--- start of SUPPLIED PASSAGE ---

Utility Field Surveys

Utility Field Surveys

Collecting GPS data of pipelines is an important service for any utility company and their integrity management protocol. These protocols involve pipeline inspections and environmental risk assessments that identify dangerous settings for the community or the utility itself, based on factors such as population, infrastructure and soil corrosivity. To assess these factors properly, there must be accurate records of utility locations. As of July 2020, gas utilities are now required to have accurate records of pipe conditions, locations and specifications for their entire area of active service. Water lines are not exempt from causing destruction and those utilities benefit from surveying them as well. Engineering Design Technologies, Inc. (EDT) is partnered with clients in the Mid-Atlantic Region to survey their transmission mains to gather/verify pipe location and elevation data which is used to enhance their databases.

EDT collects this data in a time and cost-efficient manner. By surveying pipelines with a portable high accuracy GPS unit, EDT’s field team can complete over 5,000 feet per day on average while surveying the pipe with sub-foot accuracy. The surveys contain verification points of the pipeline features. These points can include manholes, valves or meters that are along the requested section. This is a great way to confirm accuracy and seamlessly merge EDT’s data with the clients’. In addition, EDT can make a complete map with geo-tagged photos of areas of interest as well as depth, material, feature type and size information. The surveying service is a great addition to EDT’s other field tests such as soil resistivity, stray corrosive electrical current and soil corrosivity analyses. These combined field tests obtain a more complete assessment of a pipe’s environment. Pipe failure forensic services, as well as other corrosion services are available .

--- end of SUPPLIED PASSAGE ---
--- start of PROVIDED DATA ---

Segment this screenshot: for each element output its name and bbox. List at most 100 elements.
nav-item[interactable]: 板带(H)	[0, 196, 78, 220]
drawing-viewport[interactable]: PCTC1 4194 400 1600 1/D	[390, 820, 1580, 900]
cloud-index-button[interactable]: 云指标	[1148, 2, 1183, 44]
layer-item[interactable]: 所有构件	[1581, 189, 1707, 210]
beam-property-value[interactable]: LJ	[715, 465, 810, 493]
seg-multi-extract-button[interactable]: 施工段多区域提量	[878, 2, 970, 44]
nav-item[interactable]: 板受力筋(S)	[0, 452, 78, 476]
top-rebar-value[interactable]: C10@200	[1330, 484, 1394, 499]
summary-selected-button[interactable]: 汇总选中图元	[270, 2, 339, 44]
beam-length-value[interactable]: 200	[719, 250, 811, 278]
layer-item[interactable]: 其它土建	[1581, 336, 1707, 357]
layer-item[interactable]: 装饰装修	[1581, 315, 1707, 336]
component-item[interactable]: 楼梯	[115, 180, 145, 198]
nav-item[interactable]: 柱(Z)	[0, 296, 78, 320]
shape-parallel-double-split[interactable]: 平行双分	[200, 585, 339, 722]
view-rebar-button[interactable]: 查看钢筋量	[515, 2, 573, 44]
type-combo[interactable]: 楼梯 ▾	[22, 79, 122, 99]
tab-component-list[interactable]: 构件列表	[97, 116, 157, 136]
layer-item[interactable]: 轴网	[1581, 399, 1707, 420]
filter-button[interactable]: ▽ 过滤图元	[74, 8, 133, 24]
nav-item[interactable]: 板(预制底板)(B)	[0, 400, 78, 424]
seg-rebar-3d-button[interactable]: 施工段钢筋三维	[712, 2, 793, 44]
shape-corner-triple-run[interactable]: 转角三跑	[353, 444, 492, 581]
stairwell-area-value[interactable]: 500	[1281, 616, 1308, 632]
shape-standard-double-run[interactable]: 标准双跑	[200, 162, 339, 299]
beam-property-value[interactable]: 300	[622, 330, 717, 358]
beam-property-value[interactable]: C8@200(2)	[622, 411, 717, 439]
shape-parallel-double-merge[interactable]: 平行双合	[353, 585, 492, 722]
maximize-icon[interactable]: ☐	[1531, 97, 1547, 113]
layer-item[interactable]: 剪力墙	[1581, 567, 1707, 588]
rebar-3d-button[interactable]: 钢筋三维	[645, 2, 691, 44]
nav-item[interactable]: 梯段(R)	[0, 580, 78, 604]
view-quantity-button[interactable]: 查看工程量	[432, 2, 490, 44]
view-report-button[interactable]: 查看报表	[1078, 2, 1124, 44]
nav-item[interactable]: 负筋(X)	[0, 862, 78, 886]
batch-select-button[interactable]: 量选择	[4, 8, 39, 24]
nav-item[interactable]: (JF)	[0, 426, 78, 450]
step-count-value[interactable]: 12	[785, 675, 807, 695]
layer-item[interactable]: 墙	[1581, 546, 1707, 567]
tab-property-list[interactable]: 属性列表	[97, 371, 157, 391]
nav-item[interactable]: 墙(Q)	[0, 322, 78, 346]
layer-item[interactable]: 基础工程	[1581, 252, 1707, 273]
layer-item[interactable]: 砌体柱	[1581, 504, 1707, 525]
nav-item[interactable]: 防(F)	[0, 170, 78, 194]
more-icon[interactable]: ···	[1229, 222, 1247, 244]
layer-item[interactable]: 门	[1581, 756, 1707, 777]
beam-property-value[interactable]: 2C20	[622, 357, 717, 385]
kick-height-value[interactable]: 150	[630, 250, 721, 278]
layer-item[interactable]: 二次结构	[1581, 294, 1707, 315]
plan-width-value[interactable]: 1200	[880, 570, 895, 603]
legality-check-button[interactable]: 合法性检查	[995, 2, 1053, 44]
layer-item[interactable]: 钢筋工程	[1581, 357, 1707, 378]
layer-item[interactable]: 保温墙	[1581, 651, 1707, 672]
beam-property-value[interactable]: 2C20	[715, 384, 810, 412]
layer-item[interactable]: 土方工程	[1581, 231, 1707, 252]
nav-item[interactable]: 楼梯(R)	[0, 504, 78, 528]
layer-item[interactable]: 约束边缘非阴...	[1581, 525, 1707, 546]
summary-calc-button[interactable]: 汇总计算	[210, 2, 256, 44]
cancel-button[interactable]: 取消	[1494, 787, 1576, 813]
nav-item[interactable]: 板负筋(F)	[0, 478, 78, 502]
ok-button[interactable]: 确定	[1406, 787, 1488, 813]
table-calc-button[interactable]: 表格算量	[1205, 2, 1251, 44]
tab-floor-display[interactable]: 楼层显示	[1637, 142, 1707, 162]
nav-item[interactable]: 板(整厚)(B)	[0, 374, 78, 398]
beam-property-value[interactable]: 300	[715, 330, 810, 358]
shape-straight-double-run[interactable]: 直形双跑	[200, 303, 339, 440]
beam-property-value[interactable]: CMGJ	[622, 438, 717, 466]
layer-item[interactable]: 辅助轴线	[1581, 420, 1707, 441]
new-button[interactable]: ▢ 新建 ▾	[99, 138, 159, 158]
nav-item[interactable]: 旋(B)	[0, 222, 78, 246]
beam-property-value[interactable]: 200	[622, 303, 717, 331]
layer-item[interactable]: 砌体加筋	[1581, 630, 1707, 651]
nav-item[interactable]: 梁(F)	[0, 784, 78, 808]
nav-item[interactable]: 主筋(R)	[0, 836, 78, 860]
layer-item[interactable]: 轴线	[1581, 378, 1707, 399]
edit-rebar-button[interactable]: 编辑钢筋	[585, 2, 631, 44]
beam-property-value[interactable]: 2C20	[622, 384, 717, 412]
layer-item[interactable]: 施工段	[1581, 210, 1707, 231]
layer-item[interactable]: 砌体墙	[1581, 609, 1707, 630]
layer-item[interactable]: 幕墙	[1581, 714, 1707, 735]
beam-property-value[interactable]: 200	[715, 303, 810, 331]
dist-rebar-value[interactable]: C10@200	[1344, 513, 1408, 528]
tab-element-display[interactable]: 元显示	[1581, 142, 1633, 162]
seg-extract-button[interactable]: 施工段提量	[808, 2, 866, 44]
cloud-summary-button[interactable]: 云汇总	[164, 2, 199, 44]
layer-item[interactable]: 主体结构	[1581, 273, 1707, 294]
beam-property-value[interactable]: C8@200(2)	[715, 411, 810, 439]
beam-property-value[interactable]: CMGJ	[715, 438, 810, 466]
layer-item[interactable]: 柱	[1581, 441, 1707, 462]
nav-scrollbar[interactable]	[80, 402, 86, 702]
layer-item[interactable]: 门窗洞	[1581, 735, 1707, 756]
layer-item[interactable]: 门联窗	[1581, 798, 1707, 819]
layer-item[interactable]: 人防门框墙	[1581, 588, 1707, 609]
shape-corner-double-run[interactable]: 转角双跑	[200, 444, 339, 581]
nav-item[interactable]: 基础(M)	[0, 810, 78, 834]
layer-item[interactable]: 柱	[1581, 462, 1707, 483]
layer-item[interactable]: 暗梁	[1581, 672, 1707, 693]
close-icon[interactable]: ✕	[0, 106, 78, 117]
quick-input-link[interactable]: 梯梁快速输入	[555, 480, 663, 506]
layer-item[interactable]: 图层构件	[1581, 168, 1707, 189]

--- end of PROVIDED DATA ---

=== EXERCISES TO COMPLETE ===
1. The utility field surveys text says EDT can make a map with geo-tagged photos of areas of interest. List the other kinds of information it says that map can include.
2. In the utility field surveys text, how many feet per day can EDT's field team survey on average?
3. Continue the utility field surveys text after its last sentence.
The data that comes after the utility field surveys text is from a separate source.

=== RESULTS OF THE TASKS ===
1. Depth, material, feature type, size

2. Over 5,000 feet per day.

3.
  •          In-situ soil resistivity surveys allow us to calculate more accurate soil resistivity values at pipe depth. The resistivity values are crucial for determining if an area is corrosive and what type of cathodic protection system will be effective.
  •          Stray electrical current readings are taken to find the amplitude and direction of any corrosive electrical currents from other utilities or nearby infrastructure.
  •          Soil samples are taken to determine if the soil chemistry is corrosive. These data sets are incorporated into GIS maps, along with the surveyed pipe layout, to assist integrity managers in visualizing what areas of the pipe most likely need immediate attention due to corrosive soil conditions.

Our database displays all our soil analyses, stray current graphs and resistivity heat maps in one convenient place for our clients to access online with a username and password. (https://edtgeodata.edtinc.net/samples/).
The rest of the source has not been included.